### What you need to do:
Look below and pull out each line with the word "content".

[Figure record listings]
[Begin]
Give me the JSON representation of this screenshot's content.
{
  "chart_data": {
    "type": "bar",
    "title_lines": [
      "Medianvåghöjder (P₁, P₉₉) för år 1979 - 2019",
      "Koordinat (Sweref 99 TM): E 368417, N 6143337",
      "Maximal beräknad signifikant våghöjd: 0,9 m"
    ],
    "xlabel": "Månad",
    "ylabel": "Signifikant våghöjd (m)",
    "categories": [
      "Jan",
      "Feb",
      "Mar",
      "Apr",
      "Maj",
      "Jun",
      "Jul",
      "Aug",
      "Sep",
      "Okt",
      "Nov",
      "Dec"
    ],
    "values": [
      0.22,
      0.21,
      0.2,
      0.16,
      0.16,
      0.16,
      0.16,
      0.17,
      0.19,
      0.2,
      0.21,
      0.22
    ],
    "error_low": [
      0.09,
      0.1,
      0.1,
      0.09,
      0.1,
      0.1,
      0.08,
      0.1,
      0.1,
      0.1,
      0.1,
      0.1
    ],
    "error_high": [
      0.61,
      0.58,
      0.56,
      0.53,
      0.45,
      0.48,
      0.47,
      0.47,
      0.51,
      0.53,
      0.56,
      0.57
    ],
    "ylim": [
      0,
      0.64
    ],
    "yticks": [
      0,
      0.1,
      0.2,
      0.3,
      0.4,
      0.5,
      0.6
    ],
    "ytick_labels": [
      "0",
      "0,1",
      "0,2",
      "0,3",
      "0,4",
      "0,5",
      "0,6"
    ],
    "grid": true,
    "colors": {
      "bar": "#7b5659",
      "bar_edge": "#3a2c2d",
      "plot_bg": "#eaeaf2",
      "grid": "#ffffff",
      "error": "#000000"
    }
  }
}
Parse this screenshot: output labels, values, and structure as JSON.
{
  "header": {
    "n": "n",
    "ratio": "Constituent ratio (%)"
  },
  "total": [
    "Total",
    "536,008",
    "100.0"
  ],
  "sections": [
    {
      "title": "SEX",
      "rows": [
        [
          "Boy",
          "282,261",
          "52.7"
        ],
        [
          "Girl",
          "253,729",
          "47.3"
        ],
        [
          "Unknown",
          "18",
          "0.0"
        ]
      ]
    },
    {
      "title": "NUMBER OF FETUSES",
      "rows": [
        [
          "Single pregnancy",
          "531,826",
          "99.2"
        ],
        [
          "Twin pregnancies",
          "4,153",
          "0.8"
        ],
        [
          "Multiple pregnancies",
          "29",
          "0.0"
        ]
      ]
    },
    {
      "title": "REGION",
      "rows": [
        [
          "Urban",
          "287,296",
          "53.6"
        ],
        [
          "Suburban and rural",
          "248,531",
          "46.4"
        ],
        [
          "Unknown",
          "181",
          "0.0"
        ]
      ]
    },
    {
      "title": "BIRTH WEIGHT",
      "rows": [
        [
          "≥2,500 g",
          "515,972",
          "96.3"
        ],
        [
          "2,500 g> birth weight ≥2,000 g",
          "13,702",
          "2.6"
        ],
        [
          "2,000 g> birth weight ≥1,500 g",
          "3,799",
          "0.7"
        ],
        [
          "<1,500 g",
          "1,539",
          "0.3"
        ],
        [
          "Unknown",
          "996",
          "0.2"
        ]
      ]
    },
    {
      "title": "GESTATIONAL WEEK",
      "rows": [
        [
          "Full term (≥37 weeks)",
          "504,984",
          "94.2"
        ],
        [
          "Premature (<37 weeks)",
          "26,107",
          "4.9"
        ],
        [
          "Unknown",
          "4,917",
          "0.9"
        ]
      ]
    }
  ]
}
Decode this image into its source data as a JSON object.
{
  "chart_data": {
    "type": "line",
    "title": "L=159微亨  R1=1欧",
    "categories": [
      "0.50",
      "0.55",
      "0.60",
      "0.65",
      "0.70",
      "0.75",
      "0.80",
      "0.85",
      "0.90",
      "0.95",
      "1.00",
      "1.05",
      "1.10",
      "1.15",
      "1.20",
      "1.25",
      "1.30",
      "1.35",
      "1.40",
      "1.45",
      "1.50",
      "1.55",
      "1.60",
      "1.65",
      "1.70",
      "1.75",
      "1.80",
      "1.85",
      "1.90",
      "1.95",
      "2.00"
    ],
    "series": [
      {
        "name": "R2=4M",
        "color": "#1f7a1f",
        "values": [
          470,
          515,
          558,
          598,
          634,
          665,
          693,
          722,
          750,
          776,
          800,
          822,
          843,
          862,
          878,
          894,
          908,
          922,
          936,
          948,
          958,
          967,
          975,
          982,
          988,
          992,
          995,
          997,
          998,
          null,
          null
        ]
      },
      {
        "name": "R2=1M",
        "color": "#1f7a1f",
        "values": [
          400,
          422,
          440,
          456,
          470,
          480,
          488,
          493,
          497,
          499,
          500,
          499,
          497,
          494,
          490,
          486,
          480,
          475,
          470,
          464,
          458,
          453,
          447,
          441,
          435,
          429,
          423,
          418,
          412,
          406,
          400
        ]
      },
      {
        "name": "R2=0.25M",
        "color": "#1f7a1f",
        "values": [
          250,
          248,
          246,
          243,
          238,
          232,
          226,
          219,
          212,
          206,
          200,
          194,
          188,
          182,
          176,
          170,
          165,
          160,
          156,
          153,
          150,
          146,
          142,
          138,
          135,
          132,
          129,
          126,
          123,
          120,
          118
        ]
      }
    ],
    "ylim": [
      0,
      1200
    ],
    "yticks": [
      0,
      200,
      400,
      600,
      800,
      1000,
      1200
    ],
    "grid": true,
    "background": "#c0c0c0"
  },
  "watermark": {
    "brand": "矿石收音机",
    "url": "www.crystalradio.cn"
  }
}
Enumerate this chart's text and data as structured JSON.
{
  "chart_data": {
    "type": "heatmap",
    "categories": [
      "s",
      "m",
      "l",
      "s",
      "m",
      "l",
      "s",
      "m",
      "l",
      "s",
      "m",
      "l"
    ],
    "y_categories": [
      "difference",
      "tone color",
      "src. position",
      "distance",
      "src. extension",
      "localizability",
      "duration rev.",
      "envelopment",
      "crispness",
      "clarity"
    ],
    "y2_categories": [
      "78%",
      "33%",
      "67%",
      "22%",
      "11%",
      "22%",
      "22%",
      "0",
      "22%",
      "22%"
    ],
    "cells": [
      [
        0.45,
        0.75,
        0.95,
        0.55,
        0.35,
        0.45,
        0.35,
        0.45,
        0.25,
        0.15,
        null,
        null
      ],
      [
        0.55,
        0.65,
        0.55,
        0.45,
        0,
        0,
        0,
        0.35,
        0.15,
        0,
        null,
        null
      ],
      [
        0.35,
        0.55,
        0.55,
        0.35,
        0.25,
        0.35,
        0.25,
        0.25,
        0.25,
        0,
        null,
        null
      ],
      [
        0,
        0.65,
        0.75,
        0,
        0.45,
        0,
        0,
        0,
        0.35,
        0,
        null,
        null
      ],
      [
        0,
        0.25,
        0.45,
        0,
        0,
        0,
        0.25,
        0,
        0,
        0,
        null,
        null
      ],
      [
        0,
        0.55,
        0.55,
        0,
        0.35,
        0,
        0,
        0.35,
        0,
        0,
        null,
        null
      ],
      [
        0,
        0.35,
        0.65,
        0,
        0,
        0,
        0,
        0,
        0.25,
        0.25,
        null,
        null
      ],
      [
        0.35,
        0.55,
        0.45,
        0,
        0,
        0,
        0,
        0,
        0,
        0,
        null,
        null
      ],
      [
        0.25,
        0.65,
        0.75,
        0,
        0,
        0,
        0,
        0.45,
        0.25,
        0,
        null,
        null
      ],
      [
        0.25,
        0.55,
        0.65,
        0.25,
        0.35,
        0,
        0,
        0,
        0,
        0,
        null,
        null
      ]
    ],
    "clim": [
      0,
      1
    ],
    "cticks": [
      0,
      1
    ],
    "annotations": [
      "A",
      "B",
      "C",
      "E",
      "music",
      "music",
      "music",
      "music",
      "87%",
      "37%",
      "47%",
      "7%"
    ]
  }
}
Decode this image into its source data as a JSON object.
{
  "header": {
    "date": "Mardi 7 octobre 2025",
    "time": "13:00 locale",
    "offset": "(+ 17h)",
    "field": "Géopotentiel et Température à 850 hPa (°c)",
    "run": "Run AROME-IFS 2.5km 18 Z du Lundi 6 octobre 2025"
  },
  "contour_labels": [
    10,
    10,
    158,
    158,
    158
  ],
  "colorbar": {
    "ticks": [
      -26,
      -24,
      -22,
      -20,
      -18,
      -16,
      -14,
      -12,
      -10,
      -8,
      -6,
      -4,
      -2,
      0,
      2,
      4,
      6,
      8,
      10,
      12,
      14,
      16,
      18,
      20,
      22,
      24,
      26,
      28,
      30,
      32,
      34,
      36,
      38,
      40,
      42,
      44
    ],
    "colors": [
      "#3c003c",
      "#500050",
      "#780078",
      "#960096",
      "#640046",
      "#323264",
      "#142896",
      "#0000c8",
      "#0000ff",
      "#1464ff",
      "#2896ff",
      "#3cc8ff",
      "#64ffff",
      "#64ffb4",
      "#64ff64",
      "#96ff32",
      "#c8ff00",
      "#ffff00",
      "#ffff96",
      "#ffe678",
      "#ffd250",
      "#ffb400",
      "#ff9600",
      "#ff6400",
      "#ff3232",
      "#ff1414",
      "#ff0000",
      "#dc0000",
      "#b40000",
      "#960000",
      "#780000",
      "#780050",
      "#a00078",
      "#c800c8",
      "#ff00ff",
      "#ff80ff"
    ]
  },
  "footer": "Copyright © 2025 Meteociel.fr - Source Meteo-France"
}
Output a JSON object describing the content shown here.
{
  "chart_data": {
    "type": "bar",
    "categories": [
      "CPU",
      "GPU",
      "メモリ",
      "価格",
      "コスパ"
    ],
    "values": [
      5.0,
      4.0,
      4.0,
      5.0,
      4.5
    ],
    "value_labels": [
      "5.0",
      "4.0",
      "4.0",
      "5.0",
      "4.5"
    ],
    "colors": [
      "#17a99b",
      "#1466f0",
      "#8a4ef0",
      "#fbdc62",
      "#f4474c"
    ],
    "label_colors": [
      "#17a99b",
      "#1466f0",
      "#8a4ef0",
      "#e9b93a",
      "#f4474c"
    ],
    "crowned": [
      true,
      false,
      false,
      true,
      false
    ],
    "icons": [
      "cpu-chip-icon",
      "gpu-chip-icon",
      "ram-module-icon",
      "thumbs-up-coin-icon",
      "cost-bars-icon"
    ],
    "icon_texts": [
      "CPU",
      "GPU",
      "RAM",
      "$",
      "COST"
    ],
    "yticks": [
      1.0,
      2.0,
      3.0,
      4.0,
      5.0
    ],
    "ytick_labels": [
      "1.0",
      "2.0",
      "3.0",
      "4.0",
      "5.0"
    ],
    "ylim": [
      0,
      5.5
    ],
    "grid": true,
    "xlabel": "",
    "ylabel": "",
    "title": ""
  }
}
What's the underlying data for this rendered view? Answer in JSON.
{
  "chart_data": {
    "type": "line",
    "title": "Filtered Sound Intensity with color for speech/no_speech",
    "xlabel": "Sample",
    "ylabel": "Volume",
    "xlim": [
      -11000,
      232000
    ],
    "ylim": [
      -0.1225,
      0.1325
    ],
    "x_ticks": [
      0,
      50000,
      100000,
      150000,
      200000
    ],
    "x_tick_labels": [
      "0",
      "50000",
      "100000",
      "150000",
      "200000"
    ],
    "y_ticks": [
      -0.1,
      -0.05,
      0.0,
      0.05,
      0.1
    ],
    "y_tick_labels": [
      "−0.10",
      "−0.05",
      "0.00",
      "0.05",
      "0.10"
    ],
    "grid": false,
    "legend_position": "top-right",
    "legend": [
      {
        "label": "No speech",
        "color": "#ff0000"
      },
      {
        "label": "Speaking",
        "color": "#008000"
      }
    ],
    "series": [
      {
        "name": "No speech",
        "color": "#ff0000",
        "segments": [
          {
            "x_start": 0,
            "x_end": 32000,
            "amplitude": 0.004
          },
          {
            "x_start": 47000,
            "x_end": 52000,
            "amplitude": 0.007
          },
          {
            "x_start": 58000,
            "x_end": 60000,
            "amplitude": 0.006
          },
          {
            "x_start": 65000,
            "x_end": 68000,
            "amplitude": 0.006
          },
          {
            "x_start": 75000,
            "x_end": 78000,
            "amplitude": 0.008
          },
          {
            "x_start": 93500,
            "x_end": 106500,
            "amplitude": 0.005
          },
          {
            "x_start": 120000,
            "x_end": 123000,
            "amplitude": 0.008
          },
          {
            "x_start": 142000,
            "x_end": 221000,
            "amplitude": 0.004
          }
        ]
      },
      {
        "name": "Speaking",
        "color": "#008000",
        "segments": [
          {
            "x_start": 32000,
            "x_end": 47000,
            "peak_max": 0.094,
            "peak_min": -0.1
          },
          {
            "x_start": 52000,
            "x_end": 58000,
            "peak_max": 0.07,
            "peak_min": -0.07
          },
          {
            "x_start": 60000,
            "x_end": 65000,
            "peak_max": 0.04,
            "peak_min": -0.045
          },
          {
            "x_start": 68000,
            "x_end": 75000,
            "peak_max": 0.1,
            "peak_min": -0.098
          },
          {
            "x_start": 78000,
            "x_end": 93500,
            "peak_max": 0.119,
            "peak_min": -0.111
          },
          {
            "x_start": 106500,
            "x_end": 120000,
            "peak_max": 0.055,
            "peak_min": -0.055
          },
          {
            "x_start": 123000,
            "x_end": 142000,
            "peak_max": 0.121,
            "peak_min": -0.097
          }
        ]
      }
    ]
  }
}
[End]
### Answer below:
Give me the JSON representation of this screenshot's content.
Output a JSON object describing the content shown here.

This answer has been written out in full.